*Task directions*:
Your reply should be one number: the count of lines holding the word "YANG".

*Dataset records*:
○ ○ ○ ○ ○ ○ ○

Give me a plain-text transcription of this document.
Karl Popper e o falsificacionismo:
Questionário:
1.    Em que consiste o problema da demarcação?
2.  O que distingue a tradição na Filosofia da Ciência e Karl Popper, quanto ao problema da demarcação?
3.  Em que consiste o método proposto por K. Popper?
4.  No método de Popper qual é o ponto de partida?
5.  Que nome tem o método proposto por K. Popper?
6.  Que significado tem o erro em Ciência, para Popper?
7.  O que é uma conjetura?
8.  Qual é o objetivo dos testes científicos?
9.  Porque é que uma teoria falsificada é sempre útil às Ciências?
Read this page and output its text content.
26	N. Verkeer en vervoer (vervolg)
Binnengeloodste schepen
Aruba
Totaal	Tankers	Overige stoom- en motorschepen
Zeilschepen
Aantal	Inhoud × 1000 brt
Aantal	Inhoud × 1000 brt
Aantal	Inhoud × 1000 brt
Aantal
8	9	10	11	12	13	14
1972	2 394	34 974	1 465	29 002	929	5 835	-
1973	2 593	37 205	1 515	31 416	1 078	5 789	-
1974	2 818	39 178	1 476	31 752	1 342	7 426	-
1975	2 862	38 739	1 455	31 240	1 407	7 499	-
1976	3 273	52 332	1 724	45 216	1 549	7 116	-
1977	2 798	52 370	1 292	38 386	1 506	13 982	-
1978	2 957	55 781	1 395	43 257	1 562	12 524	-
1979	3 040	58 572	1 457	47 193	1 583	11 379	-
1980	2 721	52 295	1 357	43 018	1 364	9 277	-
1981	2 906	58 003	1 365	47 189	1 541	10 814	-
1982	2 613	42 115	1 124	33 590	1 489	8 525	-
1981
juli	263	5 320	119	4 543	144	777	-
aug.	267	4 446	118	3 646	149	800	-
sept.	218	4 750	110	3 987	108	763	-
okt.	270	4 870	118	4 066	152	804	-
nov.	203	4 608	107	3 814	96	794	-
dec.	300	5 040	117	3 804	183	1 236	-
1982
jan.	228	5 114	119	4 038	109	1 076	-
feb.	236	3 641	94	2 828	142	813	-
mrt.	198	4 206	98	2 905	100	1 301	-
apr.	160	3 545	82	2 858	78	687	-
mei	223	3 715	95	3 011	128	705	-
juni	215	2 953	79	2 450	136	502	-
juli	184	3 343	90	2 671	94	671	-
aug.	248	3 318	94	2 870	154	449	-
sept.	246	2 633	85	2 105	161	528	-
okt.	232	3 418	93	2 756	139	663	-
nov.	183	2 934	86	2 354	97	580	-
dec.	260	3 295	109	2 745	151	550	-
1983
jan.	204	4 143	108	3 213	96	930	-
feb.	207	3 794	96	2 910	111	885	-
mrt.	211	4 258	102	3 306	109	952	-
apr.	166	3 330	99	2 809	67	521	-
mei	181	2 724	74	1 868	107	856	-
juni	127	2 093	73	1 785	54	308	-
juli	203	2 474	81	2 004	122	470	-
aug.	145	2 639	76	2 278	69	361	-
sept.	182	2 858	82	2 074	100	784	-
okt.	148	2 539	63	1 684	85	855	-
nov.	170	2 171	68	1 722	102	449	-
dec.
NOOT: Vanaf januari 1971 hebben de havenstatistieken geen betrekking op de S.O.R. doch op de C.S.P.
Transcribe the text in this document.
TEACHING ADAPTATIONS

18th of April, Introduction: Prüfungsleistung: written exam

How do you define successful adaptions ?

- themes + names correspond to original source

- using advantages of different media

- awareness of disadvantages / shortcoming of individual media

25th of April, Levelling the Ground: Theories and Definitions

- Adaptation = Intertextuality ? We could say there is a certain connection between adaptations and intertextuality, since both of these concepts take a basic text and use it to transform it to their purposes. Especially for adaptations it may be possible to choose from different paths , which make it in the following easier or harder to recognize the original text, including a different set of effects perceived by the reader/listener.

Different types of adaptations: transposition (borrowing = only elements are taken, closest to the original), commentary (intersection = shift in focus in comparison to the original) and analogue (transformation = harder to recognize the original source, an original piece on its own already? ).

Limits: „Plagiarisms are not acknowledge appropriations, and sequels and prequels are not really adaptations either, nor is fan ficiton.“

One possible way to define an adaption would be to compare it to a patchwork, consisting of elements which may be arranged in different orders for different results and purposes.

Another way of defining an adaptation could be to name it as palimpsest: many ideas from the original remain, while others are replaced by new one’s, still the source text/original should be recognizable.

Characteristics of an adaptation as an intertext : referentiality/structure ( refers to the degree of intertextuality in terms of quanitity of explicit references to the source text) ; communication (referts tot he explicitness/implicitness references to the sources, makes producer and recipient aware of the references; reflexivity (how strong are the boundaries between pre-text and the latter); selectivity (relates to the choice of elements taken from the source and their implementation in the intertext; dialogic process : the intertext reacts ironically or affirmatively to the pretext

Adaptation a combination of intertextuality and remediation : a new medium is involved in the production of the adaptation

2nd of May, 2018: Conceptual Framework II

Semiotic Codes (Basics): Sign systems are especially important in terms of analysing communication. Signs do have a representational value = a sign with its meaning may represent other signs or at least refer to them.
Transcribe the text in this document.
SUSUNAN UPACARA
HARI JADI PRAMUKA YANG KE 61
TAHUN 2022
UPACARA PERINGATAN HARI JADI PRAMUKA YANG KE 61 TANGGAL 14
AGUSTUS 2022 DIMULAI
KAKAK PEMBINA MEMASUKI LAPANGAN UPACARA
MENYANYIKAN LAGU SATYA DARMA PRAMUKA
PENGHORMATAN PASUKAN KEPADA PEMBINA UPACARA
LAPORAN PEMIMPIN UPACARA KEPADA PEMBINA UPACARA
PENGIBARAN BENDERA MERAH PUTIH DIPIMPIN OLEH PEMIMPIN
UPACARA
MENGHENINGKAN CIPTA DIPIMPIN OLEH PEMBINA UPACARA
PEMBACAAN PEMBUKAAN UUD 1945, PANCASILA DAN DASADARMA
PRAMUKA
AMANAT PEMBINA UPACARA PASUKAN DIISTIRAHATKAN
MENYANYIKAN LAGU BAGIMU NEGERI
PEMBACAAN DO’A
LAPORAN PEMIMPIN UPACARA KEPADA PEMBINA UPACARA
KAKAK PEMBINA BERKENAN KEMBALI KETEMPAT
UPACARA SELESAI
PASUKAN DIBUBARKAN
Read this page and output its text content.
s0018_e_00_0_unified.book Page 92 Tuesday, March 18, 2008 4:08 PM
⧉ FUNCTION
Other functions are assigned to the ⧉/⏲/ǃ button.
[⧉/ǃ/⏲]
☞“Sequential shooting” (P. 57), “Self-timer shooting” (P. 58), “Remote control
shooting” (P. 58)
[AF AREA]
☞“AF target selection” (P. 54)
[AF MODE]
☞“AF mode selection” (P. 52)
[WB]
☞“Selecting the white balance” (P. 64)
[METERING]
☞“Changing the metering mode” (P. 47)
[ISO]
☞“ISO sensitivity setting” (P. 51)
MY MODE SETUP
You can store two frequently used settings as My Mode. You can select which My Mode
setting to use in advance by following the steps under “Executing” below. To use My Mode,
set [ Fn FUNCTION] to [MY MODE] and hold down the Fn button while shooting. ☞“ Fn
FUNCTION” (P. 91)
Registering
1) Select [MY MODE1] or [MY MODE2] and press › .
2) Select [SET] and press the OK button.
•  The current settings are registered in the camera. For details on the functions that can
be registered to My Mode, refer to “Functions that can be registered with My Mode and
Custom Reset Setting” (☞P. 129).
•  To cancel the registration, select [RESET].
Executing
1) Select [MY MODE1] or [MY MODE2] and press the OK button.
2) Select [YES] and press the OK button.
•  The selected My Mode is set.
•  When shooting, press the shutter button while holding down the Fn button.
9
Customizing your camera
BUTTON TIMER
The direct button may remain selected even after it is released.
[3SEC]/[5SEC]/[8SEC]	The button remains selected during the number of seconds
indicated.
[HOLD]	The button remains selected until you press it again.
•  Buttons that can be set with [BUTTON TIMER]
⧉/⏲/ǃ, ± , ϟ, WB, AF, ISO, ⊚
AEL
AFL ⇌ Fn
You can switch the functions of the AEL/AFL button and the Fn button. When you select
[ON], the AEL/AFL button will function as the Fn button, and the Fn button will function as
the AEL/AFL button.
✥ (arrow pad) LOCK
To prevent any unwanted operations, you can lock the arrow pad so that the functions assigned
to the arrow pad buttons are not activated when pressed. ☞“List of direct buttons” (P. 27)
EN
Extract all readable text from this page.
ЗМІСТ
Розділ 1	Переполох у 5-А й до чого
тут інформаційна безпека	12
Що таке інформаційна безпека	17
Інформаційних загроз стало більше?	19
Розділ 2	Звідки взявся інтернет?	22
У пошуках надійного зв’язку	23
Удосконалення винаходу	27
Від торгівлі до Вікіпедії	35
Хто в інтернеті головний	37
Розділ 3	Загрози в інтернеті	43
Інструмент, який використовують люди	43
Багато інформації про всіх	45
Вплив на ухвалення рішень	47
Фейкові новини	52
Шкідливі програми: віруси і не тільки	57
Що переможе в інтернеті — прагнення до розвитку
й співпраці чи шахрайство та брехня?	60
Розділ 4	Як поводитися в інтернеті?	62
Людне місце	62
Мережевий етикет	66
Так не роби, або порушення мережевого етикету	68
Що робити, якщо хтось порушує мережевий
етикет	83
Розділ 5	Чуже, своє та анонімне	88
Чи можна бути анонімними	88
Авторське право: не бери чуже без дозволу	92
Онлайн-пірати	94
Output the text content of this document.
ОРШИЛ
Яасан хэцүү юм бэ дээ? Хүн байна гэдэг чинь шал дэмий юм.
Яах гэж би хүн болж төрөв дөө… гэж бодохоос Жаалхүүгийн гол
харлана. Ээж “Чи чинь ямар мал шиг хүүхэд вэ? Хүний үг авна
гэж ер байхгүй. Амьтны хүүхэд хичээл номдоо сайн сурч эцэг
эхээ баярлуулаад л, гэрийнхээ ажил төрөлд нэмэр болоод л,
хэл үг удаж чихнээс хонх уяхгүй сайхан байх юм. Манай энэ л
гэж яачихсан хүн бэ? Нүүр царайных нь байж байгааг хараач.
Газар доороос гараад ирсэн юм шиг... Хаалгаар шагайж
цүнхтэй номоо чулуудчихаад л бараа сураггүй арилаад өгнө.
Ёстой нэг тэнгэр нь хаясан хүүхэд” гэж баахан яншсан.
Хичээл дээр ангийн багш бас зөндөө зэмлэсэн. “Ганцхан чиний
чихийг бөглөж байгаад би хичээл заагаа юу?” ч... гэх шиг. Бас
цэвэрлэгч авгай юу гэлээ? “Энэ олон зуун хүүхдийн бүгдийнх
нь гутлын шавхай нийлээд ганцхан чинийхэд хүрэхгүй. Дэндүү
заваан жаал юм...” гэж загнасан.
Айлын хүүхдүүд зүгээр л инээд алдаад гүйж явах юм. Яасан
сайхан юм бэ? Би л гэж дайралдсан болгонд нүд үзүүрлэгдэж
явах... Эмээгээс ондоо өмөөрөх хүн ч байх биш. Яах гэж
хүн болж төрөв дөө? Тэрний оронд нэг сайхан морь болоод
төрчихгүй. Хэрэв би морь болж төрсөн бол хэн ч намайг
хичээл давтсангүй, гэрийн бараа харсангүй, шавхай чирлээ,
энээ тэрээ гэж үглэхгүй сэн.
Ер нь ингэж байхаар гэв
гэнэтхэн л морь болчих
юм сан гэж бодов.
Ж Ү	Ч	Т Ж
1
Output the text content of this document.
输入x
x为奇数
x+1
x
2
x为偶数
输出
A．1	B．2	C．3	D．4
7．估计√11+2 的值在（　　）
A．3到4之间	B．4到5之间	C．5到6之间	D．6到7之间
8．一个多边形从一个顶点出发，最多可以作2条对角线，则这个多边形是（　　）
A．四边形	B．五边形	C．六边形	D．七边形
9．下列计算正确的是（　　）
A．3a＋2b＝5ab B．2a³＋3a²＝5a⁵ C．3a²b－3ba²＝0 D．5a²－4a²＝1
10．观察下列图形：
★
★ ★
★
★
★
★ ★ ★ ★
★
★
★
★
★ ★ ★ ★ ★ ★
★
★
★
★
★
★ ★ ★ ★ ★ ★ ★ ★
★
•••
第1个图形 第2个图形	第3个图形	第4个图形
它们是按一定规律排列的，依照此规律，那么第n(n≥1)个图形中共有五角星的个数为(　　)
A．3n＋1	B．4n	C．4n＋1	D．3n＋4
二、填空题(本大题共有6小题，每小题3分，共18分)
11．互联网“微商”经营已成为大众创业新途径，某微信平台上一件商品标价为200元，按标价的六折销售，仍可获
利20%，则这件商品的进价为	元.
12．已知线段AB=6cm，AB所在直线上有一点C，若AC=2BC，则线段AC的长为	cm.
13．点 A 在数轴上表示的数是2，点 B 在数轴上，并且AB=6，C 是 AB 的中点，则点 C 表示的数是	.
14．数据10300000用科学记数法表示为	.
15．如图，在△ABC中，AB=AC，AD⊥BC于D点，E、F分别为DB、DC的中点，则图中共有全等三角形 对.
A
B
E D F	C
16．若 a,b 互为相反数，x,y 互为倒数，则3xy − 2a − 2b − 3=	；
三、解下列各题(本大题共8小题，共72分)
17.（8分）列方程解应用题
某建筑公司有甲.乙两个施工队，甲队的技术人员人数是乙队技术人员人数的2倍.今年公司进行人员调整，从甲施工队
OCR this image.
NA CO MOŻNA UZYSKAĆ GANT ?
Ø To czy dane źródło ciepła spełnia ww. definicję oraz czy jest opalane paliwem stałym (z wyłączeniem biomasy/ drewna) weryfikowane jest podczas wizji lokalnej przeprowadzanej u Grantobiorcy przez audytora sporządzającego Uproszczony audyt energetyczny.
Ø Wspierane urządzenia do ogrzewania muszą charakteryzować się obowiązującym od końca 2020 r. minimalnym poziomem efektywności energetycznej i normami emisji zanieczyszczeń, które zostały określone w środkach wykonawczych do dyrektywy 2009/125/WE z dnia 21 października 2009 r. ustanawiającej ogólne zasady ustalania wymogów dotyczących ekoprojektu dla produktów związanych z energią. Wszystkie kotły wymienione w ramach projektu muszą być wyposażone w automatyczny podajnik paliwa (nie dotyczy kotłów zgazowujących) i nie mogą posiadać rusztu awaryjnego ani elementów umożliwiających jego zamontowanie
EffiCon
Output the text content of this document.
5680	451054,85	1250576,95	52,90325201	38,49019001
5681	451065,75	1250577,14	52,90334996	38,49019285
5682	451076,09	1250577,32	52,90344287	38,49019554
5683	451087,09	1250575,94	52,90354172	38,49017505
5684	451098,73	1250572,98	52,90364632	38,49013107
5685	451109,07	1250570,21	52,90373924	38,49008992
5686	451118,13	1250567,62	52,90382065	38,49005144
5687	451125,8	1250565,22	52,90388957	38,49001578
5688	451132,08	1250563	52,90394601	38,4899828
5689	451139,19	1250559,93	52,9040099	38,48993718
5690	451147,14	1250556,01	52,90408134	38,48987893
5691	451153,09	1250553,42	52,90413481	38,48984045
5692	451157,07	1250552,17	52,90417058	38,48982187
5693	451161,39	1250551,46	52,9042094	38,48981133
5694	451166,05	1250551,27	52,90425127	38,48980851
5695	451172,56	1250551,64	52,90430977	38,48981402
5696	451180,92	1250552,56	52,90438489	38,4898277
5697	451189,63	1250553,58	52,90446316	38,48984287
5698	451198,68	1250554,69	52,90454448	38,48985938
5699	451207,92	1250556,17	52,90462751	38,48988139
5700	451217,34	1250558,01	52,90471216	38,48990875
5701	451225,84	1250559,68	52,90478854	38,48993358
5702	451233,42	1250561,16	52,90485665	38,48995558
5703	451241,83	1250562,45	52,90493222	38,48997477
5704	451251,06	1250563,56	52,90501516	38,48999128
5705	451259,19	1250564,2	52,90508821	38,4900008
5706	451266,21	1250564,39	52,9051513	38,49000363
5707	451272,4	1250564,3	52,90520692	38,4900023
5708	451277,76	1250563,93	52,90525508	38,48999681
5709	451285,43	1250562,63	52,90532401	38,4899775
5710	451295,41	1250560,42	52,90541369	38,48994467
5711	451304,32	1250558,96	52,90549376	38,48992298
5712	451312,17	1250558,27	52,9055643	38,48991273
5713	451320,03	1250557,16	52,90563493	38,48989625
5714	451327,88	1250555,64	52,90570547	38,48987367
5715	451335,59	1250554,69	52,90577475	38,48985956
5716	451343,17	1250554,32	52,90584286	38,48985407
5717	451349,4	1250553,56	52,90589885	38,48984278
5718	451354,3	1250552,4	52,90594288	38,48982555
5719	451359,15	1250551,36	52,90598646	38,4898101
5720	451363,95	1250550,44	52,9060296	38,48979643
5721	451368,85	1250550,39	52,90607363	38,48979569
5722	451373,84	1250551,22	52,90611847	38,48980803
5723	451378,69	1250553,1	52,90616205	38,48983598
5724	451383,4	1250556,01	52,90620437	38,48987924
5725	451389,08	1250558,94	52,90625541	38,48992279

○ ○ ○ ○ ○ ○ ○

*Solution to this problem*:
2